## WHAT TO WORK ON
Copy every line of the listing exactly.

## PROVIDED RECORDS
::::
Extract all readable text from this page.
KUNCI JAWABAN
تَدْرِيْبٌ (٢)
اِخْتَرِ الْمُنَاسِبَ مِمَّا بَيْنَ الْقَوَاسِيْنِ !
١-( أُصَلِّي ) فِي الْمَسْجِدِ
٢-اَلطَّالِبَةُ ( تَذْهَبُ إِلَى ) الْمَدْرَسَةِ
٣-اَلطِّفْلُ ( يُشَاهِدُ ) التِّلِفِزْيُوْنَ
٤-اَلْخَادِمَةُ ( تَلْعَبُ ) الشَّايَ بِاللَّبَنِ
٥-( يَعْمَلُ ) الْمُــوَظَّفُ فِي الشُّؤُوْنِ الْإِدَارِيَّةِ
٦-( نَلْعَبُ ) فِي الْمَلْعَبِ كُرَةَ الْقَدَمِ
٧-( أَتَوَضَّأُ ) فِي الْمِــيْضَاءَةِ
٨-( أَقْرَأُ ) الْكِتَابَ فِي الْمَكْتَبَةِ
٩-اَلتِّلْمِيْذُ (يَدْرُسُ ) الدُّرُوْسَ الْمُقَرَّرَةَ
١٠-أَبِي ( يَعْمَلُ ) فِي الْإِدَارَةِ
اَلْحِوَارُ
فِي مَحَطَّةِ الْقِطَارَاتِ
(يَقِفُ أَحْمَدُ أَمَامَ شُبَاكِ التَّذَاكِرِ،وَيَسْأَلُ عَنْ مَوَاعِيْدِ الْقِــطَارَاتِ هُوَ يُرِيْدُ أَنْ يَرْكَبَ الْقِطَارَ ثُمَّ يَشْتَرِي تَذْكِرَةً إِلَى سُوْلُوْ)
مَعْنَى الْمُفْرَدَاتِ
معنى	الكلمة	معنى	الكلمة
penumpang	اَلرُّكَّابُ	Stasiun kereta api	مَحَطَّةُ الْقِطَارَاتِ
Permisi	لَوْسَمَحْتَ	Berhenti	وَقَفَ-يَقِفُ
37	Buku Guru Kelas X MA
::::
## FINAL RESULT
Extract all readable text from this page.
KUNCI JAWABAN
تَدْرِيْبٌ (٢)
اِخْتَرِ الْمُنَاسِبَ مِمَّا بَيْنَ الْقَوَاسِيْنِ !
١-( أُصَلِّي ) فِي الْمَسْجِدِ
٢-اَلطَّالِبَةُ ( تَذْهَبُ إِلَى ) الْمَدْرَسَةِ
٣-اَلطِّفْلُ ( يُشَاهِدُ ) التِّلِفِزْيُوْنَ
٤-اَلْخَادِمَةُ ( تَلْعَبُ ) الشَّايَ بِاللَّبَنِ
٥-( يَعْمَلُ ) الْمُــوَظَّفُ فِي الشُّؤُوْنِ الْإِدَارِيَّةِ
٦-( نَلْعَبُ ) فِي الْمَلْعَبِ كُرَةَ الْقَدَمِ
٧-( أَتَوَضَّأُ ) فِي الْمِــيْضَاءَةِ
٨-( أَقْرَأُ ) الْكِتَابَ فِي الْمَكْتَبَةِ
٩-اَلتِّلْمِيْذُ (يَدْرُسُ ) الدُّرُوْسَ الْمُقَرَّرَةَ
١٠-أَبِي ( يَعْمَلُ ) فِي الْإِدَارَةِ
اَلْحِوَارُ
فِي مَحَطَّةِ الْقِطَارَاتِ
(يَقِفُ أَحْمَدُ أَمَامَ شُبَاكِ التَّذَاكِرِ،وَيَسْأَلُ عَنْ مَوَاعِيْدِ الْقِــطَارَاتِ هُوَ يُرِيْدُ أَنْ يَرْكَبَ الْقِطَارَ ثُمَّ يَشْتَرِي تَذْكِرَةً إِلَى سُوْلُوْ)
مَعْنَى الْمُفْرَدَاتِ
معنى	الكلمة	معنى	الكلمة
penumpang	اَلرُّكَّابُ	Stasiun kereta api	مَحَطَّةُ الْقِطَارَاتِ
Permisi	لَوْسَمَحْتَ	Berhenti	وَقَفَ-يَقِفُ
37	Buku Guru Kelas X MA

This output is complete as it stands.